### PROBLEM TO WORK ON
Scan the data below and report how many lines include the word "this". Nothing else is wanted.

━━━━━ STORED DATA

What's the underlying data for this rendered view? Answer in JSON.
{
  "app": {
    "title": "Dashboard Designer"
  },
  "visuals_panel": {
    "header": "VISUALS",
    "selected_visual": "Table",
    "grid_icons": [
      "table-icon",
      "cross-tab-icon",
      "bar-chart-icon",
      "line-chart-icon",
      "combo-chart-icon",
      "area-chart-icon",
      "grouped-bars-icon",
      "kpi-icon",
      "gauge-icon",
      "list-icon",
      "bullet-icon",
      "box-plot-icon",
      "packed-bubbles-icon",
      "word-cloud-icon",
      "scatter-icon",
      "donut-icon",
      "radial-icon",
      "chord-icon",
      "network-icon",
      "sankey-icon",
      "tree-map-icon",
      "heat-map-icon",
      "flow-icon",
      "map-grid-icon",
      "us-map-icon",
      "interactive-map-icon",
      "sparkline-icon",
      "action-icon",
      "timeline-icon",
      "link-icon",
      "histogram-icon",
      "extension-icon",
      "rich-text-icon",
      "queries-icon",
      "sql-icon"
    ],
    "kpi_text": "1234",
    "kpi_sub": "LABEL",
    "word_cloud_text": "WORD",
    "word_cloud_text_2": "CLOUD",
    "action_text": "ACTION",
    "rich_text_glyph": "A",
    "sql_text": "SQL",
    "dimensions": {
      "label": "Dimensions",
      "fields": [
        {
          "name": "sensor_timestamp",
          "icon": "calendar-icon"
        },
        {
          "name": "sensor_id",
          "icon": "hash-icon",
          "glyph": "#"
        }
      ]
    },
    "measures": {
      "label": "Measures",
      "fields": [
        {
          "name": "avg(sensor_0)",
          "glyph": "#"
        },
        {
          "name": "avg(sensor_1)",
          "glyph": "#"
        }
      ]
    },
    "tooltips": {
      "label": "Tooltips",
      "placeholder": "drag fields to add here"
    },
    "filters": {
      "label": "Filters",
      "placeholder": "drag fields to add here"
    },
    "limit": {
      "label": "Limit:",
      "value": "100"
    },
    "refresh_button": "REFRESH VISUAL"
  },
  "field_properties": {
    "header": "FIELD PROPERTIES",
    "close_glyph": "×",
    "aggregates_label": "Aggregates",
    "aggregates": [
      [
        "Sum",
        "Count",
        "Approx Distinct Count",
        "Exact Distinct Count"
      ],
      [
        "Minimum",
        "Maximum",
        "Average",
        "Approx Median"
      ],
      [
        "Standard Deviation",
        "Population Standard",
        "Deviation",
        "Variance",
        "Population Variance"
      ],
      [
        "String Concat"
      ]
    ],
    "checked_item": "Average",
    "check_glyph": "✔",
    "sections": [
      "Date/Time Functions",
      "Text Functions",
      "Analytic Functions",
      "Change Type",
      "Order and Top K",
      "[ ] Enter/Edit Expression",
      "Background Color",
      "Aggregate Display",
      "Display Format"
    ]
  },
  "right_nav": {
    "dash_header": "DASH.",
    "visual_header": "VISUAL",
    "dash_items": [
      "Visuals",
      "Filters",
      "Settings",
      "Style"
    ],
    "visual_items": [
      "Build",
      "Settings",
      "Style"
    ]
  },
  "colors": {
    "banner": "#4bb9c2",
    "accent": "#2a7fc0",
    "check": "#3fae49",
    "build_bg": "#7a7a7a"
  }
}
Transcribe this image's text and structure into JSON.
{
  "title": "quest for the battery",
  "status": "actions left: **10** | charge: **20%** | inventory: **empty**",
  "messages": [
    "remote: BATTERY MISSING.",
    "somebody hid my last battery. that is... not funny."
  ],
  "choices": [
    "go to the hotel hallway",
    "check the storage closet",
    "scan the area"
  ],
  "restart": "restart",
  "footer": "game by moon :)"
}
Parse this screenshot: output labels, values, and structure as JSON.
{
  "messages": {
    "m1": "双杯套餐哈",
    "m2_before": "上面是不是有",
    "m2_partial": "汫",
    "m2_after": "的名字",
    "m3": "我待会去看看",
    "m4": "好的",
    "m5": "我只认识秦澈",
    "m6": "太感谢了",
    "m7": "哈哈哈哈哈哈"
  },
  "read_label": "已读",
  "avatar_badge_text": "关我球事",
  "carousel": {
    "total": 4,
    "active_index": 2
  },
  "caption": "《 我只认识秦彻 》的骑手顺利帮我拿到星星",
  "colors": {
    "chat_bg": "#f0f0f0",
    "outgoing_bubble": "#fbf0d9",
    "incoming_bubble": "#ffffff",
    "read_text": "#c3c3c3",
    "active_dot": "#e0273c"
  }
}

━━━━━━━━━━

### THE OUTPUT
3